» **BRIEF**
Gather from the material every line that contains the string "Consume".

——

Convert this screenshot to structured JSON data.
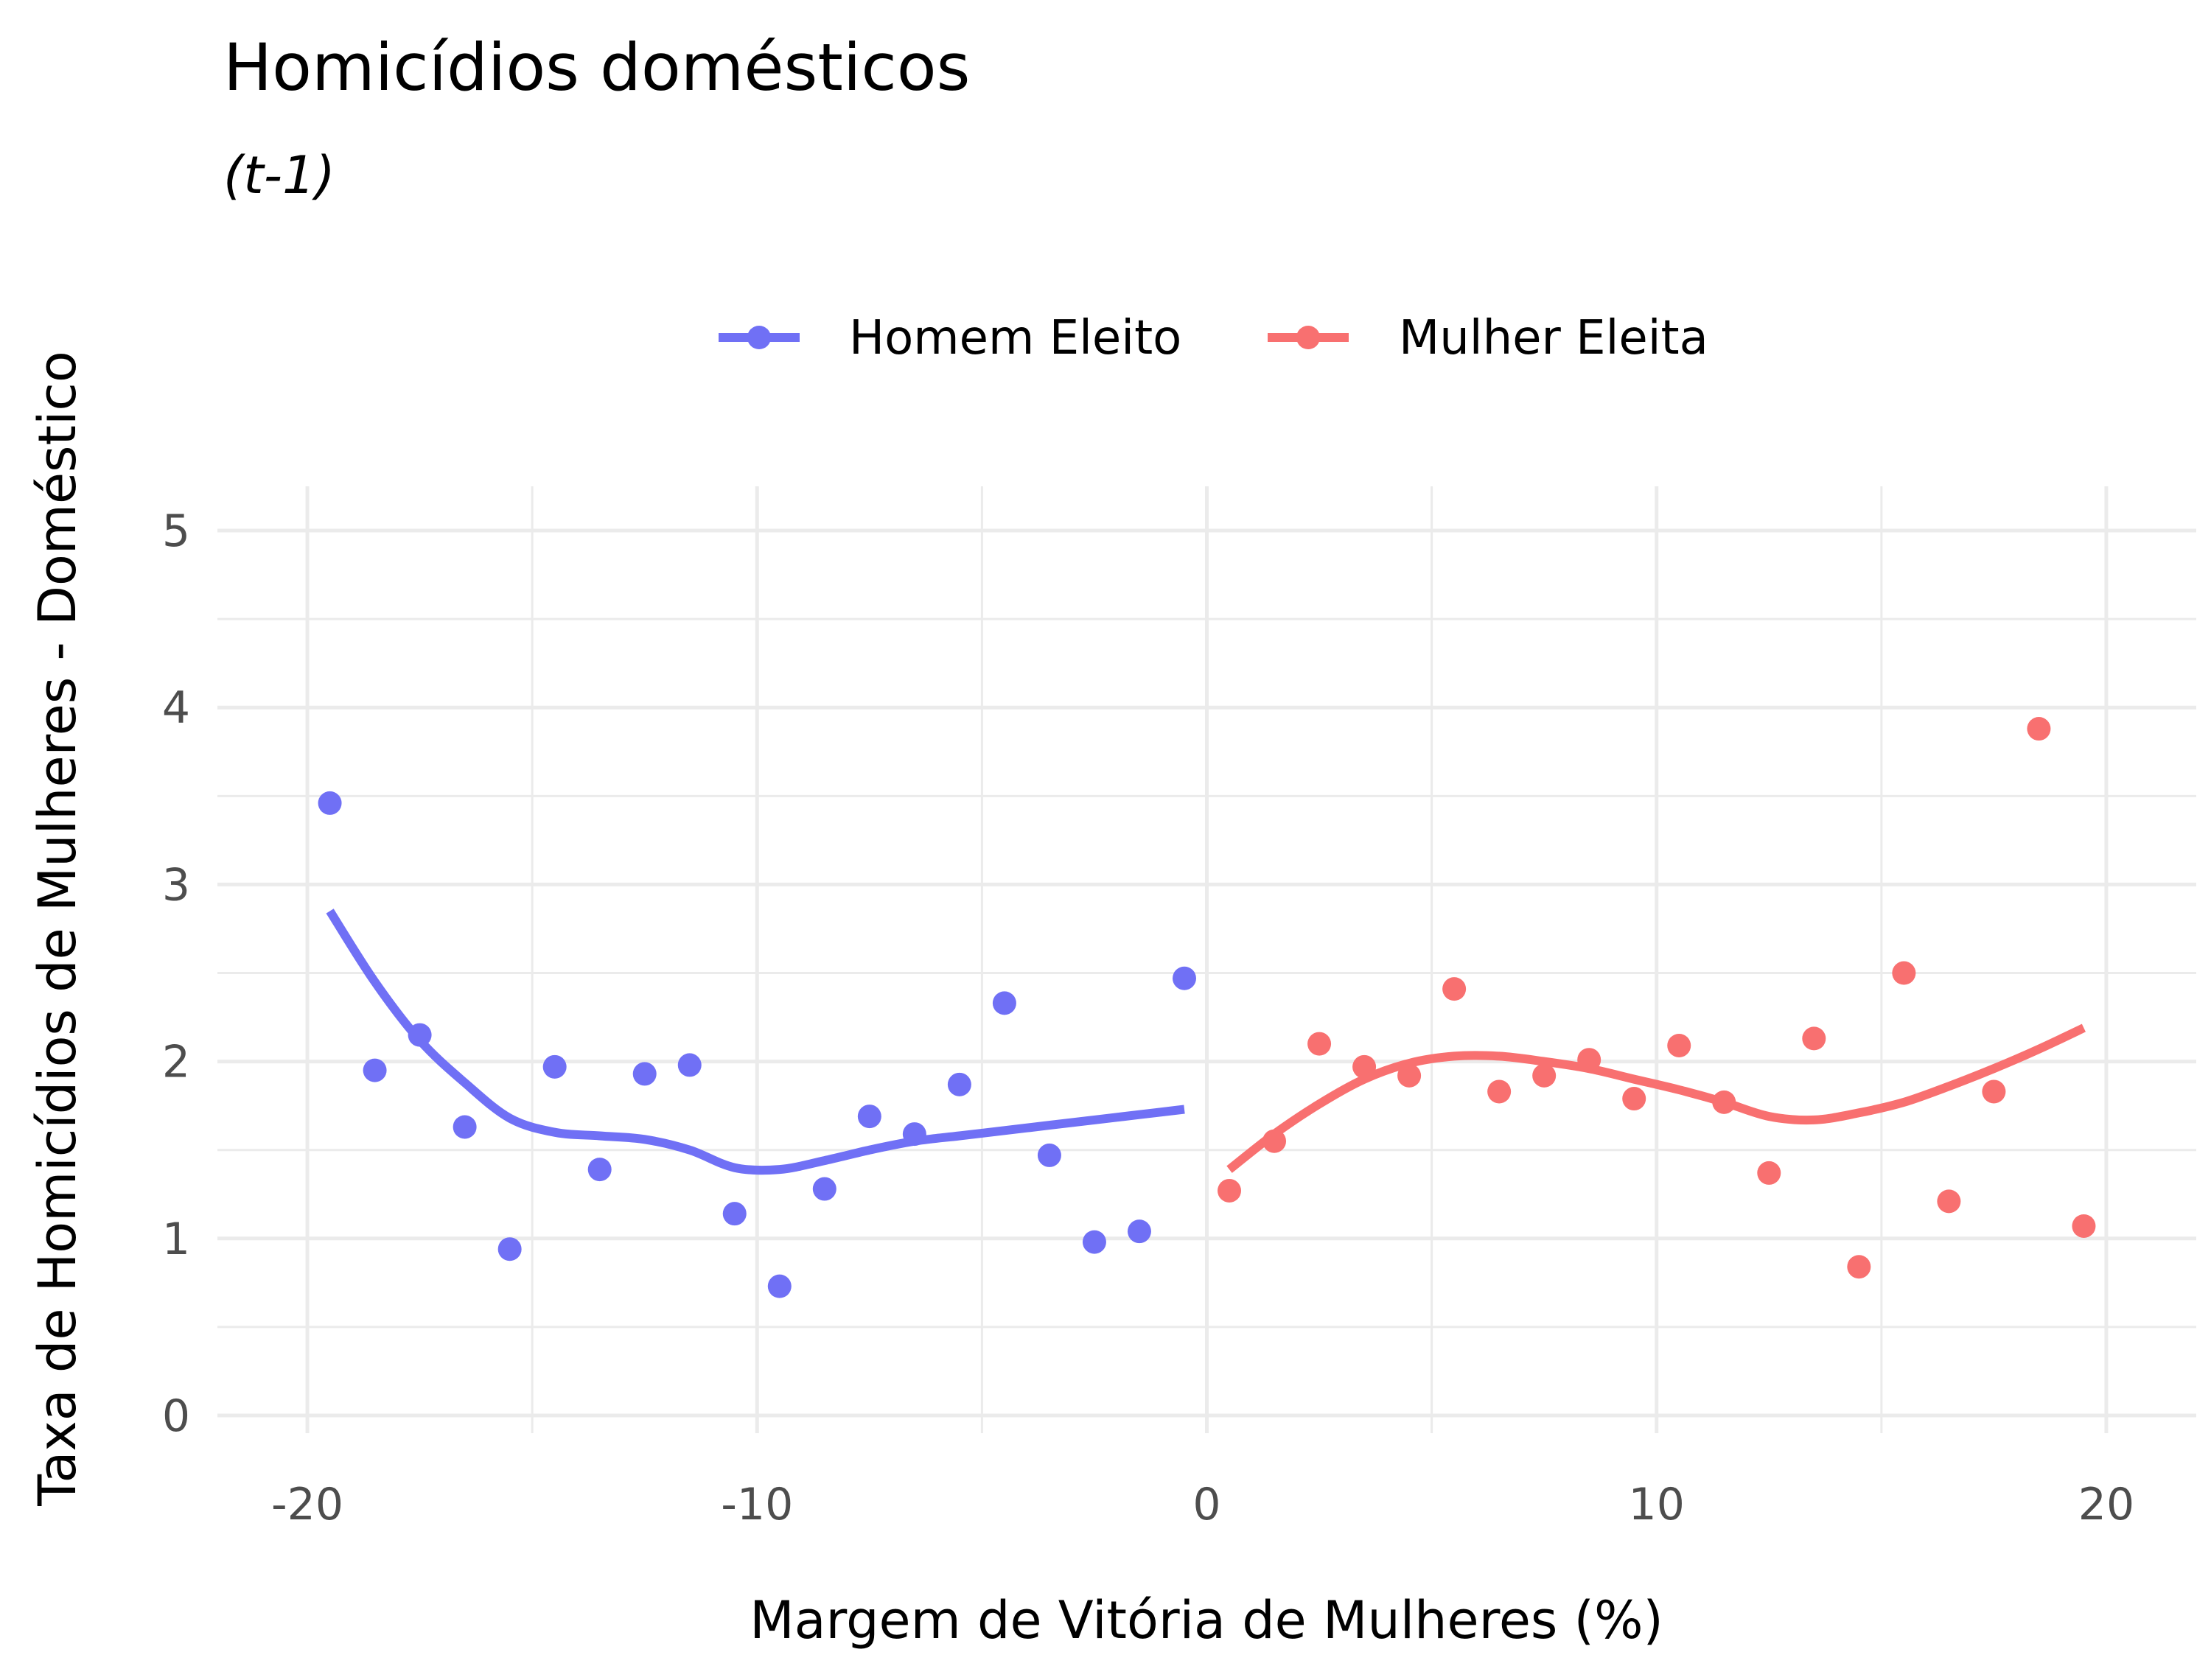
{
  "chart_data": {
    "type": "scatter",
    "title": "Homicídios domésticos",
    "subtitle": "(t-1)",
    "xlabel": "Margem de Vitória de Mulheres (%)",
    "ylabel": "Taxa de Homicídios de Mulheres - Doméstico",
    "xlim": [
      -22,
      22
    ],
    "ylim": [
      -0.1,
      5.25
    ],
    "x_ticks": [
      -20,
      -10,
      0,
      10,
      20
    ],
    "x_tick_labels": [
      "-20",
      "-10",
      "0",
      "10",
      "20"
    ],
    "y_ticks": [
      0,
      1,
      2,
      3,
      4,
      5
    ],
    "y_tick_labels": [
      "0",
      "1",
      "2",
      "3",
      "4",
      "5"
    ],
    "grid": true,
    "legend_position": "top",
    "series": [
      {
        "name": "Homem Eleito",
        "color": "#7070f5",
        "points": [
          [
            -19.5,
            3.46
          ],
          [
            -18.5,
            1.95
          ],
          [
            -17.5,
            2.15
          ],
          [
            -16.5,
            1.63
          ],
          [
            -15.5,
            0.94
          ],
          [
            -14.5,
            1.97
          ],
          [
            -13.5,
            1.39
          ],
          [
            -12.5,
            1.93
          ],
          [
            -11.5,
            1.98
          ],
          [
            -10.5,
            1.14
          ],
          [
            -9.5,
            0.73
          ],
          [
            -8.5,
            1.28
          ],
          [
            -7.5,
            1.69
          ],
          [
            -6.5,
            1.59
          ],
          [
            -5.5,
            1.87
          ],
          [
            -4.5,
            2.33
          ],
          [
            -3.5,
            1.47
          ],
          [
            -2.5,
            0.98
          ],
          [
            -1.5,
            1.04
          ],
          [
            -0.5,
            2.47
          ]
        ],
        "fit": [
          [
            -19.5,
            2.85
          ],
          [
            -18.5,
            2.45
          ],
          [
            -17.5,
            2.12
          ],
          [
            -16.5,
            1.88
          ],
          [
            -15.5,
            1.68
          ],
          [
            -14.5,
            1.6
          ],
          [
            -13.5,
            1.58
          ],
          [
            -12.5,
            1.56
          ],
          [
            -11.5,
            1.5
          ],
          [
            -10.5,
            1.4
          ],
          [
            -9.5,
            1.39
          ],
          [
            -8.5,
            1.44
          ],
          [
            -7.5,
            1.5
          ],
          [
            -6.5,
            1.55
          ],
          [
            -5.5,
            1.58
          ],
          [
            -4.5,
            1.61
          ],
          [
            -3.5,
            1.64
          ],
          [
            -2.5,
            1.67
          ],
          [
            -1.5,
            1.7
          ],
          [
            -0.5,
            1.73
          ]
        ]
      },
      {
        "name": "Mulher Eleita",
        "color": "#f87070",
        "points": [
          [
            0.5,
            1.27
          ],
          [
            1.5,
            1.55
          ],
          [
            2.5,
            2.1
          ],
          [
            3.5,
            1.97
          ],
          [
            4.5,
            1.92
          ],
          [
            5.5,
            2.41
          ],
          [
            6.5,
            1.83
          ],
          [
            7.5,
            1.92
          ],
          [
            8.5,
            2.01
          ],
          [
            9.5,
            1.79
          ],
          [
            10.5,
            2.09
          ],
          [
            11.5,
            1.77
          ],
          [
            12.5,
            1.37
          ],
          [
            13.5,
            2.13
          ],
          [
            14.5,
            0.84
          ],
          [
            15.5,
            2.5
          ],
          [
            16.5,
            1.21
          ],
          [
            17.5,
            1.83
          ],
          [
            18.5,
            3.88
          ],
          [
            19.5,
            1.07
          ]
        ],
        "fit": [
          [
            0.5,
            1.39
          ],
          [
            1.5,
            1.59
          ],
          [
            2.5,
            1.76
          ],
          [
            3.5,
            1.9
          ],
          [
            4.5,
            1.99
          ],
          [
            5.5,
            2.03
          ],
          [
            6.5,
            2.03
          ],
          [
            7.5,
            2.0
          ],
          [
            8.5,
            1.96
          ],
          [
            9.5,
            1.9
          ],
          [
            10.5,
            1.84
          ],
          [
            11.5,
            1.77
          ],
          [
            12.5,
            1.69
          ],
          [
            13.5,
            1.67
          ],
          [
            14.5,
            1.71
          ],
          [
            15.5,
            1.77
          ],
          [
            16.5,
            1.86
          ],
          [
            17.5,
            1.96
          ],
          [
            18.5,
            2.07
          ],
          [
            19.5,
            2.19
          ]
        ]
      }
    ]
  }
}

——

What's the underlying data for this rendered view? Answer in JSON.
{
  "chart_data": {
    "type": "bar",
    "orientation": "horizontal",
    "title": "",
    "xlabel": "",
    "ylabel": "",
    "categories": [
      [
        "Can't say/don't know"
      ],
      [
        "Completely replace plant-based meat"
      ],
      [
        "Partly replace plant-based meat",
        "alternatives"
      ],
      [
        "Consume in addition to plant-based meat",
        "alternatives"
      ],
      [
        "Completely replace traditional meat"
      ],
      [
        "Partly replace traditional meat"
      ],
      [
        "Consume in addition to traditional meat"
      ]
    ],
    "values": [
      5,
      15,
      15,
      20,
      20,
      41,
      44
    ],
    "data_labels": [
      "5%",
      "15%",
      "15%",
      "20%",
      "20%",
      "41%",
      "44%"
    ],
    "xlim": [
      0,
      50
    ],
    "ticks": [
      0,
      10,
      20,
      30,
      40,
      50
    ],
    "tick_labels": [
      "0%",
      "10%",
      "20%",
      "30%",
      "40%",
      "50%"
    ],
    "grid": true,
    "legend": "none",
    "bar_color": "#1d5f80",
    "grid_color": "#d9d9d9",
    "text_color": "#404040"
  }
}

——

» **WRITTEN REPLY**
        "Consume in addition to plant-based meat",
        "Consume in addition to traditional meat"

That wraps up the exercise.